◆ **To do**:
Pull each line containing "subtitle" out of the data and copy it.

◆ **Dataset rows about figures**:
------

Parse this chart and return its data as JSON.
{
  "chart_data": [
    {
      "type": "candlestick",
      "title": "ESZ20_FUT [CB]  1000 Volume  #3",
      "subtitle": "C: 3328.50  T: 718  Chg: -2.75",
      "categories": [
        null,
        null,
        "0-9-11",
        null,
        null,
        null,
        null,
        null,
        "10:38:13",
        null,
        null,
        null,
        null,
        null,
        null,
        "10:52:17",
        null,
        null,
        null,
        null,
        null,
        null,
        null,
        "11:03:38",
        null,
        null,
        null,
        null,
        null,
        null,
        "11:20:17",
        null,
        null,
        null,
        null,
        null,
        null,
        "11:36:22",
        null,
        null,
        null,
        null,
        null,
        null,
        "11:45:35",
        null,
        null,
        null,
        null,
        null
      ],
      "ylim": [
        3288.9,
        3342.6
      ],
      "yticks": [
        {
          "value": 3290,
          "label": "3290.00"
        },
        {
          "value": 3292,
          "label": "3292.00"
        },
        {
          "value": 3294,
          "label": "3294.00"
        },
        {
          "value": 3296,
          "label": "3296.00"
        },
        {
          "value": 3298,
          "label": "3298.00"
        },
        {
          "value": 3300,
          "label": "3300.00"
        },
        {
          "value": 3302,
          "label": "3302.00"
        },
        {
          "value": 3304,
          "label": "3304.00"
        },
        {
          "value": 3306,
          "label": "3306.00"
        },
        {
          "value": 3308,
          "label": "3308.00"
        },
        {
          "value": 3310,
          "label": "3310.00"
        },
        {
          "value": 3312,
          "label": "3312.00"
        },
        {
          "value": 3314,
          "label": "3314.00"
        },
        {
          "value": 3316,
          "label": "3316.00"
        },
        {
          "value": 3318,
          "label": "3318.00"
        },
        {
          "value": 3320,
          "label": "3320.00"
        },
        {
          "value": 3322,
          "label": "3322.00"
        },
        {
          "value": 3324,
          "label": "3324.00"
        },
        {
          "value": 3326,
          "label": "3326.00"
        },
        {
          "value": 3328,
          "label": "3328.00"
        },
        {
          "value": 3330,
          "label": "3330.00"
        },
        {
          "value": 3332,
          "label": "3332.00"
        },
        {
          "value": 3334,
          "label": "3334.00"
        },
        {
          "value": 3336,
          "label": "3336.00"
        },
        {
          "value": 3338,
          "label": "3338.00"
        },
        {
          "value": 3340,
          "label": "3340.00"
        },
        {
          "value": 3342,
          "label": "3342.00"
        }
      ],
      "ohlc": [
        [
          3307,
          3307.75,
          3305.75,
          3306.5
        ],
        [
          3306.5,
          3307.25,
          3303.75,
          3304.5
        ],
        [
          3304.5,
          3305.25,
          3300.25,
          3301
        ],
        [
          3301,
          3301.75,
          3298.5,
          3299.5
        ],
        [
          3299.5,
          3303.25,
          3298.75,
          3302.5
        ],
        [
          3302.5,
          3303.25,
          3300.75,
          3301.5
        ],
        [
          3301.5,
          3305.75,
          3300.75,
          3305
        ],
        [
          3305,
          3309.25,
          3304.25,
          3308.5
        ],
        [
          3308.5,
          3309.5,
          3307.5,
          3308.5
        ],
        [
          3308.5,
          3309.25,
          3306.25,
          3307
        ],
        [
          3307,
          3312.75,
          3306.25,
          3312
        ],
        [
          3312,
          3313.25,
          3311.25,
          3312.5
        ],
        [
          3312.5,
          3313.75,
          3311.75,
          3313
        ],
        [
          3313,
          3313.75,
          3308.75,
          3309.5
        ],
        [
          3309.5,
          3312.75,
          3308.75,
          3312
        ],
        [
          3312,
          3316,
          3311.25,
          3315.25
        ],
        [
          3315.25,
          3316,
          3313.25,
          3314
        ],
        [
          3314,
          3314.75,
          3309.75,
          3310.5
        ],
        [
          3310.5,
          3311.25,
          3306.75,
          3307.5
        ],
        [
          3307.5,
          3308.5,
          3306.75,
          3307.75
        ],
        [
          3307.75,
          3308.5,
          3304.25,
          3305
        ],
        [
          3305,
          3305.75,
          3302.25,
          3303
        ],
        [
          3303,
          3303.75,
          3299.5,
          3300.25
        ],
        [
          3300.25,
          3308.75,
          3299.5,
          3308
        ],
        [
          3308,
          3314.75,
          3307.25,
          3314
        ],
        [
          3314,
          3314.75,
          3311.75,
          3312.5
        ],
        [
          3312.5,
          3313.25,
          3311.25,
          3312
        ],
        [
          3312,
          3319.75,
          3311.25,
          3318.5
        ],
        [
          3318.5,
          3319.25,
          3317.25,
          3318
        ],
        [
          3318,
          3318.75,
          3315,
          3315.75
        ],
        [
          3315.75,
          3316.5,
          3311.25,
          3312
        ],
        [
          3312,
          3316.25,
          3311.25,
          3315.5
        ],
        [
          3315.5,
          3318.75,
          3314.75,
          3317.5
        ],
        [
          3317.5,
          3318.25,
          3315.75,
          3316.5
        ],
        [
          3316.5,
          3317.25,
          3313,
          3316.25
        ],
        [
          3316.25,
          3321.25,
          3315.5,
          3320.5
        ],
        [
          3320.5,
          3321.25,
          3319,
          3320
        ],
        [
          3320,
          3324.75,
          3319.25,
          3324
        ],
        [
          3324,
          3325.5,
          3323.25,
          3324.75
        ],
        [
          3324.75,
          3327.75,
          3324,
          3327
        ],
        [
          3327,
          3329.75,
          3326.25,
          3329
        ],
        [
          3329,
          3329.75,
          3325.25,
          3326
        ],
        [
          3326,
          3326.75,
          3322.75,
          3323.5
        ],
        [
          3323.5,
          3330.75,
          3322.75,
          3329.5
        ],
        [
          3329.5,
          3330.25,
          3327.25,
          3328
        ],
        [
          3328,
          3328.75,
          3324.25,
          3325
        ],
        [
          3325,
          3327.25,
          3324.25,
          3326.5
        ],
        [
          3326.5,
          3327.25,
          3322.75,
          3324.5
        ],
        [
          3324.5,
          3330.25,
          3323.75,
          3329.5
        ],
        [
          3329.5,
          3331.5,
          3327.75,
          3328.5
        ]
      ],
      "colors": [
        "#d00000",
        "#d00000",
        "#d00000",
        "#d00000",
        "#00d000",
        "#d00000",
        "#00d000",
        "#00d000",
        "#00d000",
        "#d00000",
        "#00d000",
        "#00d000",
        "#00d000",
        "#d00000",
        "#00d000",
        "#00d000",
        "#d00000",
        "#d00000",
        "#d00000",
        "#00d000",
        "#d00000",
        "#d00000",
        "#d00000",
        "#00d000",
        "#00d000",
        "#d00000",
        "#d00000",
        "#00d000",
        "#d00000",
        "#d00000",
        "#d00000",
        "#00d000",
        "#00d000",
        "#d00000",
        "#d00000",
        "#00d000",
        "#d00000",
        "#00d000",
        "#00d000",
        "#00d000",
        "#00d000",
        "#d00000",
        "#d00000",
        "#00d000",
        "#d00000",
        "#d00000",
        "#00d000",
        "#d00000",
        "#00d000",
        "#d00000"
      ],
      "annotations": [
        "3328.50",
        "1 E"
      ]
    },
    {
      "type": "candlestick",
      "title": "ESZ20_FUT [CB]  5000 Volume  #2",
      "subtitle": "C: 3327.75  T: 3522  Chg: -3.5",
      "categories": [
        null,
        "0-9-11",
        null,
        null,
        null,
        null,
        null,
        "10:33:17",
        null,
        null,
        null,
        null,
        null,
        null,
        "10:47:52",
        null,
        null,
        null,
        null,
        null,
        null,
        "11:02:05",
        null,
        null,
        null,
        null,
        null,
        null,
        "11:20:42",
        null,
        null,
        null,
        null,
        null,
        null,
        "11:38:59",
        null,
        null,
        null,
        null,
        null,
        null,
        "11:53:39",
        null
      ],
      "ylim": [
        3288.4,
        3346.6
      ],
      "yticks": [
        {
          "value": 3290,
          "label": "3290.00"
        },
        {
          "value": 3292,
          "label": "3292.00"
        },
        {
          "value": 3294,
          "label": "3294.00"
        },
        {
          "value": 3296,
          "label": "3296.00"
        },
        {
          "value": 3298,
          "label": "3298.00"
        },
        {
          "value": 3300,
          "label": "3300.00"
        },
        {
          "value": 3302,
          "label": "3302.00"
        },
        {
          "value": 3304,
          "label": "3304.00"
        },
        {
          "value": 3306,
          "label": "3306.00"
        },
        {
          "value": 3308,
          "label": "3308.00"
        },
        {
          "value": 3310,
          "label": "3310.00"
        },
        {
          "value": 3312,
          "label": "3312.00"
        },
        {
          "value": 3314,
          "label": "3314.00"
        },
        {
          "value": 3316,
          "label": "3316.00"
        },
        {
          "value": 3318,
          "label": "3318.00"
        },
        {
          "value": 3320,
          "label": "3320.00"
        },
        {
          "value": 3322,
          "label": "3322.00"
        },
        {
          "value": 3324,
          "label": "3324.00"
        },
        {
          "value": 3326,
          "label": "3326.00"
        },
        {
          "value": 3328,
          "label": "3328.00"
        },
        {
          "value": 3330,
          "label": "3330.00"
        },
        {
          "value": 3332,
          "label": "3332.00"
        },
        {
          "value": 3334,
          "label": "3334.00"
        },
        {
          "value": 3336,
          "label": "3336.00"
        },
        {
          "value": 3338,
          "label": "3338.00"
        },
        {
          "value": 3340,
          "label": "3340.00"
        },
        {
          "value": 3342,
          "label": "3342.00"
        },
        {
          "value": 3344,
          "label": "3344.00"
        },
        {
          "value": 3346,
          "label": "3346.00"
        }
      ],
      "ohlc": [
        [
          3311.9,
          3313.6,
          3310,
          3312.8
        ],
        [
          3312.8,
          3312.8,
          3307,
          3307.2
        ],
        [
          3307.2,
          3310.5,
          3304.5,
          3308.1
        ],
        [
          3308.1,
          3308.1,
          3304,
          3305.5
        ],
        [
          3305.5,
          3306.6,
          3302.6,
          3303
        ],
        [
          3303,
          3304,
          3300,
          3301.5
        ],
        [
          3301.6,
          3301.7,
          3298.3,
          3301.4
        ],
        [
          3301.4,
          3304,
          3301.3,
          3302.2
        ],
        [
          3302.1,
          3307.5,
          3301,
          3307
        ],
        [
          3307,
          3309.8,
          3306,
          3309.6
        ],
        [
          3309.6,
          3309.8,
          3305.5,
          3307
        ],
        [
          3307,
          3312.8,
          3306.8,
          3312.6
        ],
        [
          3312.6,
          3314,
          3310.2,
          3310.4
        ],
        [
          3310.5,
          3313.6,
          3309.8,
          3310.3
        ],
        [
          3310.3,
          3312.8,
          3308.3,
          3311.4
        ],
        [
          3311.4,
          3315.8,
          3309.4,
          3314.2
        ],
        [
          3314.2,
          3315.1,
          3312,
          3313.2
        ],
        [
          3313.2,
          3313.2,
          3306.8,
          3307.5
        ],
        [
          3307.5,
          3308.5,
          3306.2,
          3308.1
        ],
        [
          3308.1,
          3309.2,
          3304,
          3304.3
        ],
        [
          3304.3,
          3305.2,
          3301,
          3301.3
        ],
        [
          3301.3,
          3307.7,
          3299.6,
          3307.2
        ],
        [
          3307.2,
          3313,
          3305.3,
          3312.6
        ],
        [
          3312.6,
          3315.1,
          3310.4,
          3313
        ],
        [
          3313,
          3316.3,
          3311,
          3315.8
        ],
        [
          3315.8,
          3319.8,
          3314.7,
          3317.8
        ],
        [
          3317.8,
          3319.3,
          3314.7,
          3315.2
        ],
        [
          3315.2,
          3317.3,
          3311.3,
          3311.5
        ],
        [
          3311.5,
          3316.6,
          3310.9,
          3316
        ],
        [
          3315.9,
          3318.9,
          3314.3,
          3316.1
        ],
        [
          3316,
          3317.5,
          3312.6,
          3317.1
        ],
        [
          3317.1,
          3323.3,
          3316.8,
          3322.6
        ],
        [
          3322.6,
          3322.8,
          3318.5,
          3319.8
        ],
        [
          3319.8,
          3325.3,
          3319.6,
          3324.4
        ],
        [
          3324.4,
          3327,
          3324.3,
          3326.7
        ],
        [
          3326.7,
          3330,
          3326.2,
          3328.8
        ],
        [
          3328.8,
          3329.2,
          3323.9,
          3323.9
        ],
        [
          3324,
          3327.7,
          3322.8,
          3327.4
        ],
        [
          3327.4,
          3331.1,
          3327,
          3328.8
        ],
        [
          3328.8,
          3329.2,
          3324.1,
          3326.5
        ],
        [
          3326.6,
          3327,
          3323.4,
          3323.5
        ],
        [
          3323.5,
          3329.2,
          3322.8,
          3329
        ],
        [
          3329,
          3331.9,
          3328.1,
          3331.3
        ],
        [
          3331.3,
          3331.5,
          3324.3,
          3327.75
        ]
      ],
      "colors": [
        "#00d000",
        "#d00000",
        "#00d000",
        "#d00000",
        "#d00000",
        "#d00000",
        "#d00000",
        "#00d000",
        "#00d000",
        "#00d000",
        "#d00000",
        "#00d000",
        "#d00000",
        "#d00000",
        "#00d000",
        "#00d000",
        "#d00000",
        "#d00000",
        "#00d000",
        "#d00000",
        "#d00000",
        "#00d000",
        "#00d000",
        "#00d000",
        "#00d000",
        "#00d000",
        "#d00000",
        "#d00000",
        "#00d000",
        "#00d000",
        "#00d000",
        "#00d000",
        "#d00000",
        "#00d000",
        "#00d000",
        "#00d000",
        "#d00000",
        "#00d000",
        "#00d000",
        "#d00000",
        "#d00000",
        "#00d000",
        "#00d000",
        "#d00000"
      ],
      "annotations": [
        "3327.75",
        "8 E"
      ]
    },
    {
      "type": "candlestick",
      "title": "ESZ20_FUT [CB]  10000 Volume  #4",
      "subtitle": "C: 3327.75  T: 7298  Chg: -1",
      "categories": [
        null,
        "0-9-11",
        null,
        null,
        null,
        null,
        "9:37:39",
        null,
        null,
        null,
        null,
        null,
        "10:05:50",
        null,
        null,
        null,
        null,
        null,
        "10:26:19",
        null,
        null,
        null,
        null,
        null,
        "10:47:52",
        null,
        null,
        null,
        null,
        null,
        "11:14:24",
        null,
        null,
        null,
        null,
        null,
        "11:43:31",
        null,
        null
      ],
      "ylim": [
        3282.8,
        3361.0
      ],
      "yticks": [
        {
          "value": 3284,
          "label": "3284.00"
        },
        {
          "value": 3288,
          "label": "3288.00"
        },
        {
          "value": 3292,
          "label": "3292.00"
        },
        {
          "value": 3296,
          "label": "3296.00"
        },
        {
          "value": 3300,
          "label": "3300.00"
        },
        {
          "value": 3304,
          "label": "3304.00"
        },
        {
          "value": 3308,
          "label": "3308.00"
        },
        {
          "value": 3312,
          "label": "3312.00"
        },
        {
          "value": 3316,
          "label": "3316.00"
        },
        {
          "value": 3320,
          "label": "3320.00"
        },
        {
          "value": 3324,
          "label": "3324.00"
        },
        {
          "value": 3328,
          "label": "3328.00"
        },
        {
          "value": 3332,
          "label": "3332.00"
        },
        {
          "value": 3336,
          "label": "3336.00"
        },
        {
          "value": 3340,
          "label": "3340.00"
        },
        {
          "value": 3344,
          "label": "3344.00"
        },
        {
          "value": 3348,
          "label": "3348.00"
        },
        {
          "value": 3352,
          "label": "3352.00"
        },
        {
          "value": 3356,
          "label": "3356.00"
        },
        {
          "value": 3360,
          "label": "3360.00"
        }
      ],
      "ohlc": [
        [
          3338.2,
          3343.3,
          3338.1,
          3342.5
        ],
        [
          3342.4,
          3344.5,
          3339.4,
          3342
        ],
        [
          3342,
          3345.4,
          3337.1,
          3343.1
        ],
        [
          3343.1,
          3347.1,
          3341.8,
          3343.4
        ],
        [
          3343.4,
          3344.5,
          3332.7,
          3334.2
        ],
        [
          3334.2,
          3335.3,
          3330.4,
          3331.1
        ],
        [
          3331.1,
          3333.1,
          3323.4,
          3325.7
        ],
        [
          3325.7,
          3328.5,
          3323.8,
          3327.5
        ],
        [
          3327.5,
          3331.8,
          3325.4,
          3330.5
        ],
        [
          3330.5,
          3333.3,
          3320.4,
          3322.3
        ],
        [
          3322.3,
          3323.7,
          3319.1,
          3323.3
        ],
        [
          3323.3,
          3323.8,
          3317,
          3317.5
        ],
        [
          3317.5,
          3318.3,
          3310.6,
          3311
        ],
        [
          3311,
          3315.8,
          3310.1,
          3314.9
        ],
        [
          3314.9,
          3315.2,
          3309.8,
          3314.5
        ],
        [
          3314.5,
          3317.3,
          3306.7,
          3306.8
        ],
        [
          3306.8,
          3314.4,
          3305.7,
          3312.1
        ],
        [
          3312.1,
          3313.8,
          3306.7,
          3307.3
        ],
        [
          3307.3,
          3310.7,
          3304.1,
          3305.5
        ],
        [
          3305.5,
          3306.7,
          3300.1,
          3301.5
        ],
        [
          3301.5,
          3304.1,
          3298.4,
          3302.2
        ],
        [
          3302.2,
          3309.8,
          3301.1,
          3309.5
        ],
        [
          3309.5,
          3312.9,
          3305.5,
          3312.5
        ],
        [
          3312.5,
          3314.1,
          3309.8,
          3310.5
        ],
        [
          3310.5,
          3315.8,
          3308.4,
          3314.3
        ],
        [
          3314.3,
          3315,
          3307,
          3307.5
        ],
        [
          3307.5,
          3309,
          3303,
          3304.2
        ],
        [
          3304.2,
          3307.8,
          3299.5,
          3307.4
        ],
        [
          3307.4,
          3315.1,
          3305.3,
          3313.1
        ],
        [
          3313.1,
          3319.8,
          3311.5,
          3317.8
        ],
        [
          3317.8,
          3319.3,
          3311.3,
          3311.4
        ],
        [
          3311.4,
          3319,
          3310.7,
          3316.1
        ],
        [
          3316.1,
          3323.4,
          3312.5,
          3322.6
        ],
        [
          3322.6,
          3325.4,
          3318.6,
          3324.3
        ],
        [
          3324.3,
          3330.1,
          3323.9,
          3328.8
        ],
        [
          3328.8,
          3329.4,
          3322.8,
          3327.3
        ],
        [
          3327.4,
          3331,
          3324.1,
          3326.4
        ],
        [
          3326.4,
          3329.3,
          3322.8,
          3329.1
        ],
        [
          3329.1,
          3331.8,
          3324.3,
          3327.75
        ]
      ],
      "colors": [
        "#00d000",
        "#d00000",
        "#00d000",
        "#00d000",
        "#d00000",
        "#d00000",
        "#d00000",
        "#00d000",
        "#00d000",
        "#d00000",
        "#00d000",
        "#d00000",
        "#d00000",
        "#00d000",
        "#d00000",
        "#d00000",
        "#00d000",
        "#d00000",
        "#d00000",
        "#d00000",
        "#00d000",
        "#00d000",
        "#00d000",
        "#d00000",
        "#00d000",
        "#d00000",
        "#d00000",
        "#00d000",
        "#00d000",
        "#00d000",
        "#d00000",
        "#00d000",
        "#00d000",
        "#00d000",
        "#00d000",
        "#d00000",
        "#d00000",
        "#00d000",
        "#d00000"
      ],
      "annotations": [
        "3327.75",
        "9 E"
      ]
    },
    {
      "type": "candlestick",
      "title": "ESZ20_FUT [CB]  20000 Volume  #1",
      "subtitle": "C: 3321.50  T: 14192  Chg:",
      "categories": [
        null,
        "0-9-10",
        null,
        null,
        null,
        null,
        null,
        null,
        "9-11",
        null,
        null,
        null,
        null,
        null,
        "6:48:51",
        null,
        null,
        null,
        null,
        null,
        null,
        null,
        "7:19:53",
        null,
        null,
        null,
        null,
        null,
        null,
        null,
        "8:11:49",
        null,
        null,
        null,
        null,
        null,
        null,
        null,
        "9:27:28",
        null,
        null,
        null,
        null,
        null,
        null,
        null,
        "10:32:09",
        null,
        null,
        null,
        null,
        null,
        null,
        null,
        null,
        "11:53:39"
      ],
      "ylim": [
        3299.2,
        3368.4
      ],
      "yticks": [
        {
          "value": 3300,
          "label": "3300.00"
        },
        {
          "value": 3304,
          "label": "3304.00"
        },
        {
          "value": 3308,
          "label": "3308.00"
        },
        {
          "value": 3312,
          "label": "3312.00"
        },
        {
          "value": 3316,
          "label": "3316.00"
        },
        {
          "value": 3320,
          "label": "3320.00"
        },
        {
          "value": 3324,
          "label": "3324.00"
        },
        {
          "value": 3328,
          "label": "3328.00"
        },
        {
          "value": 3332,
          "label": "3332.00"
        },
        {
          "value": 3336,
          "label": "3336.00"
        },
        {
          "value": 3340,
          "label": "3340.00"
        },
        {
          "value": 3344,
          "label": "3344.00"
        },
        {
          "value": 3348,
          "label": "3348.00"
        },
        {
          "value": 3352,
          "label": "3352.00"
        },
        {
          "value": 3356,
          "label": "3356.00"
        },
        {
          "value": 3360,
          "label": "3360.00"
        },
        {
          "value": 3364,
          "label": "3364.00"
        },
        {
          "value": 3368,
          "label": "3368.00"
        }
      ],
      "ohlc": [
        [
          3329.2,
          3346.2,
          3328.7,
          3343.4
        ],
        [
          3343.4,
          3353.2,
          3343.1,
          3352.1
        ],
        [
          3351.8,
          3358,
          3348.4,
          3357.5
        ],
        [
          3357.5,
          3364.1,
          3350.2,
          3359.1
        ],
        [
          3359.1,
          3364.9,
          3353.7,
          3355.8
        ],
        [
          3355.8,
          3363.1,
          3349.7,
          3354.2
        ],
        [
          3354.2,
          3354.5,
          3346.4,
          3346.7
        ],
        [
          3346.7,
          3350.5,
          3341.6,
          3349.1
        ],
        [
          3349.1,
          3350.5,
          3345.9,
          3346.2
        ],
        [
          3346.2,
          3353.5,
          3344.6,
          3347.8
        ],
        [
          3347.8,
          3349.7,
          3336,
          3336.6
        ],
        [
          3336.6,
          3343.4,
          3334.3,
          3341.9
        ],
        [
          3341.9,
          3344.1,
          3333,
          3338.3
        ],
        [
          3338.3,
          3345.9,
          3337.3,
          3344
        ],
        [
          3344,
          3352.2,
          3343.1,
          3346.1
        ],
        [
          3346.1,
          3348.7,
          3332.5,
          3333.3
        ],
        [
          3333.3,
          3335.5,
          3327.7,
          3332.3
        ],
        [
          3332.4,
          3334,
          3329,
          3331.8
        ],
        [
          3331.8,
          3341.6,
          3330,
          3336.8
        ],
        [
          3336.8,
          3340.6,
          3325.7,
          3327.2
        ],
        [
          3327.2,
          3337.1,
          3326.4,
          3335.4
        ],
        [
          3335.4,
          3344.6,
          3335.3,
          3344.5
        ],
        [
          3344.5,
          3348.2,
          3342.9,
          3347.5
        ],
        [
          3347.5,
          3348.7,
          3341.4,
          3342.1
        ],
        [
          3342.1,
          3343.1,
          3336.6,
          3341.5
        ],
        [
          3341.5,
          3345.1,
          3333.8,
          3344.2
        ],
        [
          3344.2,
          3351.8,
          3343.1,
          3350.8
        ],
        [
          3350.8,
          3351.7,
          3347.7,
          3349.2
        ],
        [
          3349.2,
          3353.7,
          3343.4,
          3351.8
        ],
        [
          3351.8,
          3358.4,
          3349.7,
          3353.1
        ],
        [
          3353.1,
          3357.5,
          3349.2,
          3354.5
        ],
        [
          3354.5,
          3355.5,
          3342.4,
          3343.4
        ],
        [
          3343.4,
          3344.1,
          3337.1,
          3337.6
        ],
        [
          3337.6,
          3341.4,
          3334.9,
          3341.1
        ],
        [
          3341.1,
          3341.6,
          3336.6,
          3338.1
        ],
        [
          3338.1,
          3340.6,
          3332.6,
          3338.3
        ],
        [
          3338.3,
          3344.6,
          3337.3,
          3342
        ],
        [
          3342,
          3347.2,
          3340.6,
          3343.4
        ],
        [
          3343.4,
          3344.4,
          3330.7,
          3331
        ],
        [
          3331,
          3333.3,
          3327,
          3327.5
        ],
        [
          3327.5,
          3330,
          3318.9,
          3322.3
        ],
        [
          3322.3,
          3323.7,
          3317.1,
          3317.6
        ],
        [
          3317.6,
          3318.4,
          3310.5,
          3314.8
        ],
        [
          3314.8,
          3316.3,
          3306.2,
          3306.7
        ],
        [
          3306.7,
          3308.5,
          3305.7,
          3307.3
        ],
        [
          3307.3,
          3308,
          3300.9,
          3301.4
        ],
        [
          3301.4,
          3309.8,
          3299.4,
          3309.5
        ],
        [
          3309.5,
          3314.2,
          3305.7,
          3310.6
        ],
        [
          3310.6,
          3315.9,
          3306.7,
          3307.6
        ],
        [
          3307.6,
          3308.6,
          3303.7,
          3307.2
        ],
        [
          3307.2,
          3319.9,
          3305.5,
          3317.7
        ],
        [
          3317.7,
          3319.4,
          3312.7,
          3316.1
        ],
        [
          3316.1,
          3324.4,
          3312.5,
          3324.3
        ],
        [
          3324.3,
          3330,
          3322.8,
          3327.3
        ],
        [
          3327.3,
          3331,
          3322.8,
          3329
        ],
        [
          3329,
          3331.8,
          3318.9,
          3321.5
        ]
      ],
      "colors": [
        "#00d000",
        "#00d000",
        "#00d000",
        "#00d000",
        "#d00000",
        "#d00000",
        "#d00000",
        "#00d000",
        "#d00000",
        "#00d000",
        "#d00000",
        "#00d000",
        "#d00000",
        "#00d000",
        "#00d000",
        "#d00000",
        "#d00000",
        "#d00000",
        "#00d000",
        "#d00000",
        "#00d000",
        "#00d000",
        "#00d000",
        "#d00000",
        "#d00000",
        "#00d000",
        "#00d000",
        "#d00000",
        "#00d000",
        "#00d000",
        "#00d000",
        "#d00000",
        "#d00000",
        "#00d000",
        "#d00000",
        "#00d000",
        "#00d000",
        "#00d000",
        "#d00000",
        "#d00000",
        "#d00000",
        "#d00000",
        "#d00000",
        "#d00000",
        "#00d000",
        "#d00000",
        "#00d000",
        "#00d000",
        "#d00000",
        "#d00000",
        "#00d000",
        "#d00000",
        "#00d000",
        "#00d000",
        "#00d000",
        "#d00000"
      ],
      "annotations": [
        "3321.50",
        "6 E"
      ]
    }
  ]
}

------

◆ **Worked answer**:
      "subtitle": "C: 3328.50  T: 718  Chg: -2.75",
      "subtitle": "C: 3327.75  T: 3522  Chg: -3.5",
      "subtitle": "C: 3327.75  T: 7298  Chg: -1",
      "subtitle": "C: 3321.50  T: 14192  Chg:",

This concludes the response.